DATASET EXCERPTS:
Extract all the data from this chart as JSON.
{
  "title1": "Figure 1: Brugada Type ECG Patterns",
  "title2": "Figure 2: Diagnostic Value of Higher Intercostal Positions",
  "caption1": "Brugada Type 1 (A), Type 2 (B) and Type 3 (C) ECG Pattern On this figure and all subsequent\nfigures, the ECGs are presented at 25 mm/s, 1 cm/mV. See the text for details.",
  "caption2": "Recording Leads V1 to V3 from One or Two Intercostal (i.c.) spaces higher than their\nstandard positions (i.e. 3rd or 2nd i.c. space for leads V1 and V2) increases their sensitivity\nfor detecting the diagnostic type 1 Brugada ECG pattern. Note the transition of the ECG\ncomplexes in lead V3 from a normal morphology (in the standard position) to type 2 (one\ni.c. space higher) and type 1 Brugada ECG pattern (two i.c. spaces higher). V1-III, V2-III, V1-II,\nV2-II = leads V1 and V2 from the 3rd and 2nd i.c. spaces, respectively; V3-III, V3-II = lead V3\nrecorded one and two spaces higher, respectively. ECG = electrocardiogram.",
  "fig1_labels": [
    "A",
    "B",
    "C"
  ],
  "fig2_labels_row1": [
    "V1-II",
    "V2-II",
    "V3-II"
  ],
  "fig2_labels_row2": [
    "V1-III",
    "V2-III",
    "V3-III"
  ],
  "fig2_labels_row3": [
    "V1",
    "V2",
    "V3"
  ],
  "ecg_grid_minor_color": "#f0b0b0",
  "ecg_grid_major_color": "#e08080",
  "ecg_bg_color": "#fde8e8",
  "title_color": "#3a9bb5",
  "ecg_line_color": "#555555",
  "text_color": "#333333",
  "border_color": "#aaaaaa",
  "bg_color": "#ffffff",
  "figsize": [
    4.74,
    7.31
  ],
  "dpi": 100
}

EXERCISE TASK: Every entry should be printed again exactly as it stands.

ANSWER TO THIS EXERCISE:
Extract all the data from this chart as JSON.
{
  "title1": "Figure 1: Brugada Type ECG Patterns",
  "title2": "Figure 2: Diagnostic Value of Higher Intercostal Positions",
  "caption1": "Brugada Type 1 (A), Type 2 (B) and Type 3 (C) ECG Pattern On this figure and all subsequent\nfigures, the ECGs are presented at 25 mm/s, 1 cm/mV. See the text for details.",
  "caption2": "Recording Leads V1 to V3 from One or Two Intercostal (i.c.) spaces higher than their\nstandard positions (i.e. 3rd or 2nd i.c. space for leads V1 and V2) increases their sensitivity\nfor detecting the diagnostic type 1 Brugada ECG pattern. Note the transition of the ECG\ncomplexes in lead V3 from a normal morphology (in the standard position) to type 2 (one\ni.c. space higher) and type 1 Brugada ECG pattern (two i.c. spaces higher). V1-III, V2-III, V1-II,\nV2-II = leads V1 and V2 from the 3rd and 2nd i.c. spaces, respectively; V3-III, V3-II = lead V3\nrecorded one and two spaces higher, respectively. ECG = electrocardiogram.",
  "fig1_labels": [
    "A",
    "B",
    "C"
  ],
  "fig2_labels_row1": [
    "V1-II",
    "V2-II",
    "V3-II"
  ],
  "fig2_labels_row2": [
    "V1-III",
    "V2-III",
    "V3-III"
  ],
  "fig2_labels_row3": [
    "V1",
    "V2",
    "V3"
  ],
  "ecg_grid_minor_color": "#f0b0b0",
  "ecg_grid_major_color": "#e08080",
  "ecg_bg_color": "#fde8e8",
  "title_color": "#3a9bb5",
  "ecg_line_color": "#555555",
  "text_color": "#333333",
  "border_color": "#aaaaaa",
  "bg_color": "#ffffff",
  "figsize": [
    4.74,
    7.31
  ],
  "dpi": 100
}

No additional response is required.